▶ [Set exercise A]:
Revise the Irish Easter chocolate article below, reproducing everything from "Created in Dublin" down to "chocolates each year." with "food mixer" changed to "stand mixer".
▶ [Set exercise B]:
Answer these questions from the Irish Easter chocolate article below, marking each reply to match:
(i) At which farm is all of the Bean and Goose chocolate made?
(ii) In what year was Lir created?
(iii) In which city is Arcane based?

======== Page text ========

*Adds to Easter shopping basket.*
Thoughts of chocolate are never far from mind, but with Easter Sunday dawning ever closer, the craving for something sweet has only intensified.
Supermarket shelves are laden with choices, but there are also several Irish-made options worth considering – many of which are almost too beautiful to eat.
Almost. Chocolate is chocolate, after all.
Bean and Goose
Easter may typically be associated with bunnies, but Bean and Goose are hoping to change that with their beloved bouncer, the elegant Irish Hare (or Giorria Eireannach) and the mysterious Bean Goose.
Run by sisters Karen and Natalie Keane, all their chocolate is made at Last Tree Farm in the Wexford countryside, where the team proudly partner with the finest Irish producers, artists and illustrators to create the finished product.
Steadfast in the belief that sustainability must be at the core of what they do, Bean and Goose is the only Irish chocolate company to partner exclusively with Original Beans, a single origin bean to bar producer who works to replenish what they take.
Priced at €19.50, both the Irish Hare and the Bean Goose are made using vegetarian-friendly chocolate and can be bought online or in select stockists (such as Avoca) nationwide.
Created in Dublin back in 1987 by Connie Doody and Mary White, Lir grew from humble beginnings at Connie’s kitchen table. Starting out with just a food mixer and bowl, the operation expanded from there and several years of experience later and the award-winning Lir is still at the fore of the Irish chocolate scene.
All products are handcrafted in Co Meath where their 250+ team of “part designers, part food scientists, part alchemists, and part magicians” make over 100 million individual chocolates each year.
This silky-smooth Belgian chocolate half egg is brimming with a moreish chocolate ganache centre and filled with a selection of sweet treats from hidden marshmallows to crunch malt balls, salted caramel crisp pearls and white chocolate buttons.
Available to buy for €11.99 at Tesco.
Arcane Luxury Irish Chocolates
A Dublin-based chocolate company, Arcane doesn’t try to please the masses in pursuit of profit, but rather aims to create something that marries their respect for traditional Belgian craftsmanship with Irish ingredients and a deep appreciation for cacao.

======== Extracted data ========

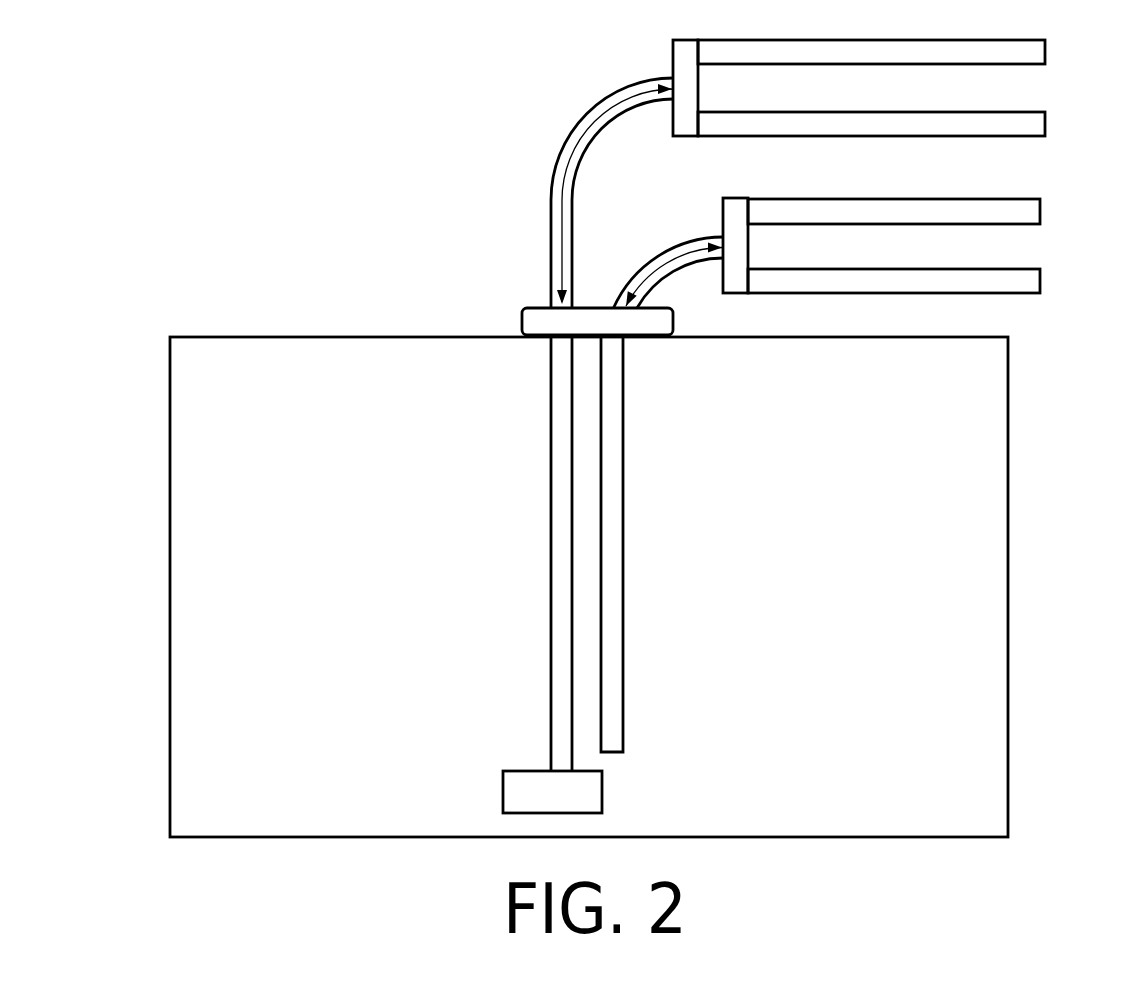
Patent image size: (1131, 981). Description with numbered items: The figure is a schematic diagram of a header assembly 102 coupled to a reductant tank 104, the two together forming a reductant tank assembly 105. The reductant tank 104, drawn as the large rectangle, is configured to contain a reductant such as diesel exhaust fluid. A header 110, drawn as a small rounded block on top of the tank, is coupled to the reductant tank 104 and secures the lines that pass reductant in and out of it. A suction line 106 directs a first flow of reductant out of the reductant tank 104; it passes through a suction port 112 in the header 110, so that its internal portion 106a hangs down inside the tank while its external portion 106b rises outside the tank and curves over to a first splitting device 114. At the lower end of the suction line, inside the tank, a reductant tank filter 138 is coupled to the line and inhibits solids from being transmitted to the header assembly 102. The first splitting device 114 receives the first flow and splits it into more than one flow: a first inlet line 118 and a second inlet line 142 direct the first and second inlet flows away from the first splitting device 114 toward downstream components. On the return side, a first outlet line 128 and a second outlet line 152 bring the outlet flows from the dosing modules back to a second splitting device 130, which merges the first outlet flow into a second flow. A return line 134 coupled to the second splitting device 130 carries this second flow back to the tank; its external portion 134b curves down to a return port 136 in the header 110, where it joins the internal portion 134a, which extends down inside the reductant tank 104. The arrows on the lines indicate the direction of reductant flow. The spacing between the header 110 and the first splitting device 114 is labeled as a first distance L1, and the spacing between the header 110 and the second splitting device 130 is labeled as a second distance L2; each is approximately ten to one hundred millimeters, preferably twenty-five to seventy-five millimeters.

The header assembly 102 is at (430, 178).
The reductant tank 104 is at (170, 438).
The reductant tank assembly 105 is at (129, 258).
The suction line 106 is at (551, 175).
The internal portion of the suction line 106a is at (549, 405).
The external portion of the suction line 106b is at (598, 103).
The header 110 is at (522, 321).
The suction port 112 is at (550, 307).
The first splitting device 114 is at (685, 80).
The first inlet line 118 is at (1045, 53).
The first outlet line 128 is at (1040, 283).
The second splitting device 130 is at (738, 242).
The return line 134 is at (692, 239).
The internal portion of the return line 134a is at (625, 405).
The external portion of the return line 134b is at (673, 245).
The return port 136 is at (616, 307).
The reductant tank filter 138 is at (503, 790).
The second inlet line 142 is at (1045, 125).
The second outlet line 152 is at (1040, 212).
The first distance L1 is at (592, 124).
The second distance L2 is at (658, 260).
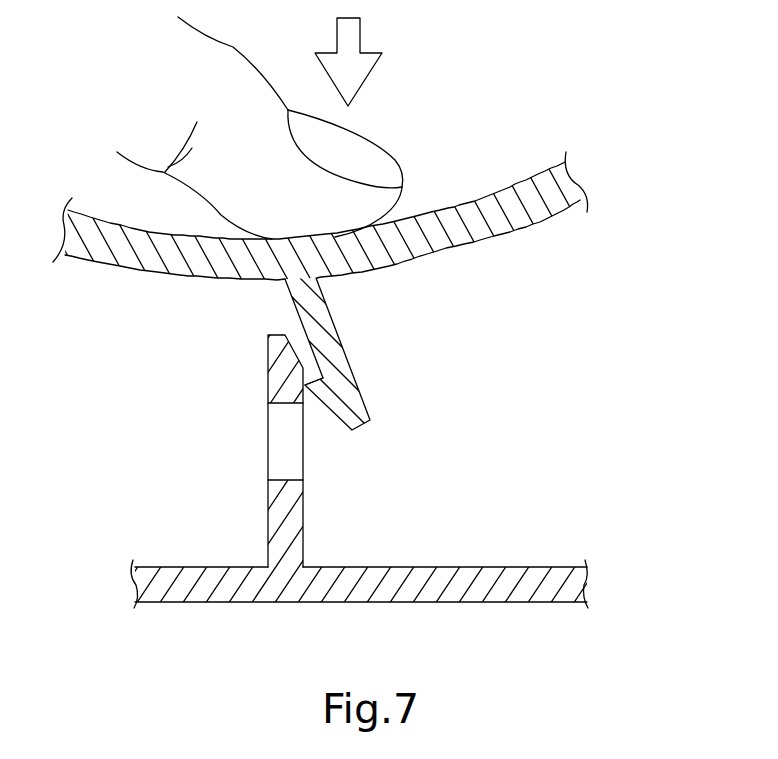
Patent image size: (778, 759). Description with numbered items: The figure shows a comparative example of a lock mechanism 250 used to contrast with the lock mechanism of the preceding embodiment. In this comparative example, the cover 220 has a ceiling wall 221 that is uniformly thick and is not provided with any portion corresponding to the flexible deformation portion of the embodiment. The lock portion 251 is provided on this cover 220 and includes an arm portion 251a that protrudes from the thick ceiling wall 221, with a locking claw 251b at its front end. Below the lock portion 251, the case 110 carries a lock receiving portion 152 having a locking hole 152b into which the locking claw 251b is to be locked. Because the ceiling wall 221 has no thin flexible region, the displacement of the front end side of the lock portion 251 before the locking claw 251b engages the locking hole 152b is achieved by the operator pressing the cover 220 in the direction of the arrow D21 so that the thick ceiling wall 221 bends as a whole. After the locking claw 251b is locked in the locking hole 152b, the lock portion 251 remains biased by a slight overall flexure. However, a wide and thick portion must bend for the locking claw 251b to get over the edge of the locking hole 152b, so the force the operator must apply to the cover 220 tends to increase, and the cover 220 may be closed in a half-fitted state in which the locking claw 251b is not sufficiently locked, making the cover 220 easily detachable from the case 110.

========

▶ [Output A]:
Created in Dublin back in 1987 by Connie Doody and Mary White, Lir grew from humble beginnings at Connie’s kitchen table. Starting out with just a stand mixer and bowl, the operation expanded from there and several years of experience later and the award-winning Lir is still at the fore of the Irish chocolate scene.
All products are handcrafted in Co Meath where their 250+ team of “part designers, part food scientists, part alchemists, and part magicians” make over 100 million individual chocolates each year.

▶ [Output B]:
(i) Last Tree Farm, in the Wexford countryside
(ii) 1987
(iii) Dublin